▶ WORK TO BE COMPLETED: Copy out all the records exactly.

--- start of ENTRIES SUPPLIED ---

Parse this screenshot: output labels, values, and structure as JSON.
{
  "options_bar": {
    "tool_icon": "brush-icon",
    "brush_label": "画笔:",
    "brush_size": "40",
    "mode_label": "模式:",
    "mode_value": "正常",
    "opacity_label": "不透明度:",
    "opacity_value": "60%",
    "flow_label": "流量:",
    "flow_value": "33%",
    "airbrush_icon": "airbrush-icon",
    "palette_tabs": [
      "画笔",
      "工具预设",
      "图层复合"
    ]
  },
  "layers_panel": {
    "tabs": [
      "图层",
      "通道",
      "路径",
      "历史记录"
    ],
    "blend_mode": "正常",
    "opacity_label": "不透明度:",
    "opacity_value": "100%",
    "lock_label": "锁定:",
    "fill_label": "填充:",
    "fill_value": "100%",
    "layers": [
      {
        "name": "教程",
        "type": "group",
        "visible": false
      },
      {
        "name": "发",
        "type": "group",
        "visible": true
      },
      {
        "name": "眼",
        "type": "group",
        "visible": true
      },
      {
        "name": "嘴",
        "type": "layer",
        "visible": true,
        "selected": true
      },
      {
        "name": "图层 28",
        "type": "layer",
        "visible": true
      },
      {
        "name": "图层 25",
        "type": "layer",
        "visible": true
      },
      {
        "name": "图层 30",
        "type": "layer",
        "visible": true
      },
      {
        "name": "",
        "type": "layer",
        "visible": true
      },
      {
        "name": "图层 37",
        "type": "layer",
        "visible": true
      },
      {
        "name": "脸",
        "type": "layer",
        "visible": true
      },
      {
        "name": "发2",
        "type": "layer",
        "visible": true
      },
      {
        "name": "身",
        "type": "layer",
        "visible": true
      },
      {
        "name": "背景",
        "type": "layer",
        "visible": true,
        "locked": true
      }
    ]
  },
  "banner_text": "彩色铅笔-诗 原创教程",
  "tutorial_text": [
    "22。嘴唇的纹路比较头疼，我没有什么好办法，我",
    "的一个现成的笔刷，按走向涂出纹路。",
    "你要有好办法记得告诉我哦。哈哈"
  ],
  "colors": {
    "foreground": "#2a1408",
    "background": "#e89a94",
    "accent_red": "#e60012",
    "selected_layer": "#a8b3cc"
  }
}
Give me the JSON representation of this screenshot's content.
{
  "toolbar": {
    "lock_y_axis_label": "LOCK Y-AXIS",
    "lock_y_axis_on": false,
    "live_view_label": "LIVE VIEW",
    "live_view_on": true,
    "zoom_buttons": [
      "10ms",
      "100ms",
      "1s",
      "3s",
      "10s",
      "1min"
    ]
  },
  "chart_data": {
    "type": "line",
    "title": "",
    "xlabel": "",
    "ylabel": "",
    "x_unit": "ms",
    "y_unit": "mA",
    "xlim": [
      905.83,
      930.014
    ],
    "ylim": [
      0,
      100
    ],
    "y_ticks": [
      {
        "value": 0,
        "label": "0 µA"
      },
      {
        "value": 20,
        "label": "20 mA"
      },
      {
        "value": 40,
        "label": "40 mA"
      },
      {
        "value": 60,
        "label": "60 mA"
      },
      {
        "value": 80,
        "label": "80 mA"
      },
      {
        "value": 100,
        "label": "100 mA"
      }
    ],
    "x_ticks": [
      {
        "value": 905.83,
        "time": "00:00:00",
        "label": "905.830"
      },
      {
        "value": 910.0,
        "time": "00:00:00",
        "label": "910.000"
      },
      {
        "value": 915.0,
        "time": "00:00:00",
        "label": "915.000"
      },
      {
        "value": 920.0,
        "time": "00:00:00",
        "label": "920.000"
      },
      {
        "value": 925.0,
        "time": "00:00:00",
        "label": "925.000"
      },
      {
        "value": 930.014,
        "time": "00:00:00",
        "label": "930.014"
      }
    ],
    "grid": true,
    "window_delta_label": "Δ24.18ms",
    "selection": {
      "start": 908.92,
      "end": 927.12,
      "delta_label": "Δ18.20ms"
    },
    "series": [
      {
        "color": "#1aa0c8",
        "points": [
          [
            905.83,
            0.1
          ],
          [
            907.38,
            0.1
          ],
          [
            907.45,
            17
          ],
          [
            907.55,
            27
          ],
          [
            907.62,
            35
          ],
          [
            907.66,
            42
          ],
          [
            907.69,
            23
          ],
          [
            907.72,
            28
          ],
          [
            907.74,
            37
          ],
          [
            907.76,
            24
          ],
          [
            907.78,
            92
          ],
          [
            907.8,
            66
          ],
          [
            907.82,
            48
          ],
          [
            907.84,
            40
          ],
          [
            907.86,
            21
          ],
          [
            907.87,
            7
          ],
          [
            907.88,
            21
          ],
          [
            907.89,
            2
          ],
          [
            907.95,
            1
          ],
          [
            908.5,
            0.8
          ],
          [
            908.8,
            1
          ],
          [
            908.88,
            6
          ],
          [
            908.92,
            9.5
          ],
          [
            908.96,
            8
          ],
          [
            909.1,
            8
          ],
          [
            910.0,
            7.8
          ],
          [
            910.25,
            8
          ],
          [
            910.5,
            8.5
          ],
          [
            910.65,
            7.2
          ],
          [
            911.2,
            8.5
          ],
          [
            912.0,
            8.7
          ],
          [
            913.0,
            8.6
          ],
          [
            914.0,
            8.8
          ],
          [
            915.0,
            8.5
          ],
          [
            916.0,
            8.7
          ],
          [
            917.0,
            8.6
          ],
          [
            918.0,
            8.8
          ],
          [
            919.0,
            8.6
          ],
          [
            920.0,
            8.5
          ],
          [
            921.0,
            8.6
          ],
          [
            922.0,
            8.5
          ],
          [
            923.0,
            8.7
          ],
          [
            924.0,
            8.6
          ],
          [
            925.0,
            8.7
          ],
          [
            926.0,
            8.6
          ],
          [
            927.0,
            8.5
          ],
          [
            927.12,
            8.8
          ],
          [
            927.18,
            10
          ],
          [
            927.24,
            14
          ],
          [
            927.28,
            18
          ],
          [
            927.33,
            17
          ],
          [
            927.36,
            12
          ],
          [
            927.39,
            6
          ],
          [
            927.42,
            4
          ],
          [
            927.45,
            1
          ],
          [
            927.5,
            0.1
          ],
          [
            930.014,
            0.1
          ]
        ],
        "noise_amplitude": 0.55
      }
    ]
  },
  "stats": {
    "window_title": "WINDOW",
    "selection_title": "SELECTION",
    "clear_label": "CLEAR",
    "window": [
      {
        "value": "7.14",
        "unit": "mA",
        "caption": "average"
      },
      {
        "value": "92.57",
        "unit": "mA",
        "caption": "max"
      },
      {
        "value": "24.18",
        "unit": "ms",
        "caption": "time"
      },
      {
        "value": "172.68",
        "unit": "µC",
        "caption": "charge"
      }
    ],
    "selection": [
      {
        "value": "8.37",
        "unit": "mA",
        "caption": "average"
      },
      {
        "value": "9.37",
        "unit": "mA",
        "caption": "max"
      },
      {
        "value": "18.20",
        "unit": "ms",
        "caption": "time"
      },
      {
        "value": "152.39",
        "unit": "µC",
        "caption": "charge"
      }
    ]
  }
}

--- end of ENTRIES SUPPLIED ---

▶ COMPLETE ANSWER:
Parse this screenshot: output labels, values, and structure as JSON.
{
  "options_bar": {
    "tool_icon": "brush-icon",
    "brush_label": "画笔:",
    "brush_size": "40",
    "mode_label": "模式:",
    "mode_value": "正常",
    "opacity_label": "不透明度:",
    "opacity_value": "60%",
    "flow_label": "流量:",
    "flow_value": "33%",
    "airbrush_icon": "airbrush-icon",
    "palette_tabs": [
      "画笔",
      "工具预设",
      "图层复合"
    ]
  },
  "layers_panel": {
    "tabs": [
      "图层",
      "通道",
      "路径",
      "历史记录"
    ],
    "blend_mode": "正常",
    "opacity_label": "不透明度:",
    "opacity_value": "100%",
    "lock_label": "锁定:",
    "fill_label": "填充:",
    "fill_value": "100%",
    "layers": [
      {
        "name": "教程",
        "type": "group",
        "visible": false
      },
      {
        "name": "发",
        "type": "group",
        "visible": true
      },
      {
        "name": "眼",
        "type": "group",
        "visible": true
      },
      {
        "name": "嘴",
        "type": "layer",
        "visible": true,
        "selected": true
      },
      {
        "name": "图层 28",
        "type": "layer",
        "visible": true
      },
      {
        "name": "图层 25",
        "type": "layer",
        "visible": true
      },
      {
        "name": "图层 30",
        "type": "layer",
        "visible": true
      },
      {
        "name": "",
        "type": "layer",
        "visible": true
      },
      {
        "name": "图层 37",
        "type": "layer",
        "visible": true
      },
      {
        "name": "脸",
        "type": "layer",
        "visible": true
      },
      {
        "name": "发2",
        "type": "layer",
        "visible": true
      },
      {
        "name": "身",
        "type": "layer",
        "visible": true
      },
      {
        "name": "背景",
        "type": "layer",
        "visible": true,
        "locked": true
      }
    ]
  },
  "banner_text": "彩色铅笔-诗 原创教程",
  "tutorial_text": [
    "22。嘴唇的纹路比较头疼，我没有什么好办法，我",
    "的一个现成的笔刷，按走向涂出纹路。",
    "你要有好办法记得告诉我哦。哈哈"
  ],
  "colors": {
    "foreground": "#2a1408",
    "background": "#e89a94",
    "accent_red": "#e60012",
    "selected_layer": "#a8b3cc"
  }
}
Give me the JSON representation of this screenshot's content.
{
  "toolbar": {
    "lock_y_axis_label": "LOCK Y-AXIS",
    "lock_y_axis_on": false,
    "live_view_label": "LIVE VIEW",
    "live_view_on": true,
    "zoom_buttons": [
      "10ms",
      "100ms",
      "1s",
      "3s",
      "10s",
      "1min"
    ]
  },
  "chart_data": {
    "type": "line",
    "title": "",
    "xlabel": "",
    "ylabel": "",
    "x_unit": "ms",
    "y_unit": "mA",
    "xlim": [
      905.83,
      930.014
    ],
    "ylim": [
      0,
      100
    ],
    "y_ticks": [
      {
        "value": 0,
        "label": "0 µA"
      },
      {
        "value": 20,
        "label": "20 mA"
      },
      {
        "value": 40,
        "label": "40 mA"
      },
      {
        "value": 60,
        "label": "60 mA"
      },
      {
        "value": 80,
        "label": "80 mA"
      },
      {
        "value": 100,
        "label": "100 mA"
      }
    ],
    "x_ticks": [
      {
        "value": 905.83,
        "time": "00:00:00",
        "label": "905.830"
      },
      {
        "value": 910.0,
        "time": "00:00:00",
        "label": "910.000"
      },
      {
        "value": 915.0,
        "time": "00:00:00",
        "label": "915.000"
      },
      {
        "value": 920.0,
        "time": "00:00:00",
        "label": "920.000"
      },
      {
        "value": 925.0,
        "time": "00:00:00",
        "label": "925.000"
      },
      {
        "value": 930.014,
        "time": "00:00:00",
        "label": "930.014"
      }
    ],
    "grid": true,
    "window_delta_label": "Δ24.18ms",
    "selection": {
      "start": 908.92,
      "end": 927.12,
      "delta_label": "Δ18.20ms"
    },
    "series": [
      {
        "color": "#1aa0c8",
        "points": [
          [
            905.83,
            0.1
          ],
          [
            907.38,
            0.1
          ],
          [
            907.45,
            17
          ],
          [
            907.55,
            27
          ],
          [
            907.62,
            35
          ],
          [
            907.66,
            42
          ],
          [
            907.69,
            23
          ],
          [
            907.72,
            28
          ],
          [
            907.74,
            37
          ],
          [
            907.76,
            24
          ],
          [
            907.78,
            92
          ],
          [
            907.8,
            66
          ],
          [
            907.82,
            48
          ],
          [
            907.84,
            40
          ],
          [
            907.86,
            21
          ],
          [
            907.87,
            7
          ],
          [
            907.88,
            21
          ],
          [
            907.89,
            2
          ],
          [
            907.95,
            1
          ],
          [
            908.5,
            0.8
          ],
          [
            908.8,
            1
          ],
          [
            908.88,
            6
          ],
          [
            908.92,
            9.5
          ],
          [
            908.96,
            8
          ],
          [
            909.1,
            8
          ],
          [
            910.0,
            7.8
          ],
          [
            910.25,
            8
          ],
          [
            910.5,
            8.5
          ],
          [
            910.65,
            7.2
          ],
          [
            911.2,
            8.5
          ],
          [
            912.0,
            8.7
          ],
          [
            913.0,
            8.6
          ],
          [
            914.0,
            8.8
          ],
          [
            915.0,
            8.5
          ],
          [
            916.0,
            8.7
          ],
          [
            917.0,
            8.6
          ],
          [
            918.0,
            8.8
          ],
          [
            919.0,
            8.6
          ],
          [
            920.0,
            8.5
          ],
          [
            921.0,
            8.6
          ],
          [
            922.0,
            8.5
          ],
          [
            923.0,
            8.7
          ],
          [
            924.0,
            8.6
          ],
          [
            925.0,
            8.7
          ],
          [
            926.0,
            8.6
          ],
          [
            927.0,
            8.5
          ],
          [
            927.12,
            8.8
          ],
          [
            927.18,
            10
          ],
          [
            927.24,
            14
          ],
          [
            927.28,
            18
          ],
          [
            927.33,
            17
          ],
          [
            927.36,
            12
          ],
          [
            927.39,
            6
          ],
          [
            927.42,
            4
          ],
          [
            927.45,
            1
          ],
          [
            927.5,
            0.1
          ],
          [
            930.014,
            0.1
          ]
        ],
        "noise_amplitude": 0.55
      }
    ]
  },
  "stats": {
    "window_title": "WINDOW",
    "selection_title": "SELECTION",
    "clear_label": "CLEAR",
    "window": [
      {
        "value": "7.14",
        "unit": "mA",
        "caption": "average"
      },
      {
        "value": "92.57",
        "unit": "mA",
        "caption": "max"
      },
      {
        "value": "24.18",
        "unit": "ms",
        "caption": "time"
      },
      {
        "value": "172.68",
        "unit": "µC",
        "caption": "charge"
      }
    ],
    "selection": [
      {
        "value": "8.37",
        "unit": "mA",
        "caption": "average"
      },
      {
        "value": "9.37",
        "unit": "mA",
        "caption": "max"
      },
      {
        "value": "18.20",
        "unit": "ms",
        "caption": "time"
      },
      {
        "value": "152.39",
        "unit": "µC",
        "caption": "charge"
      }
    ]
  }
}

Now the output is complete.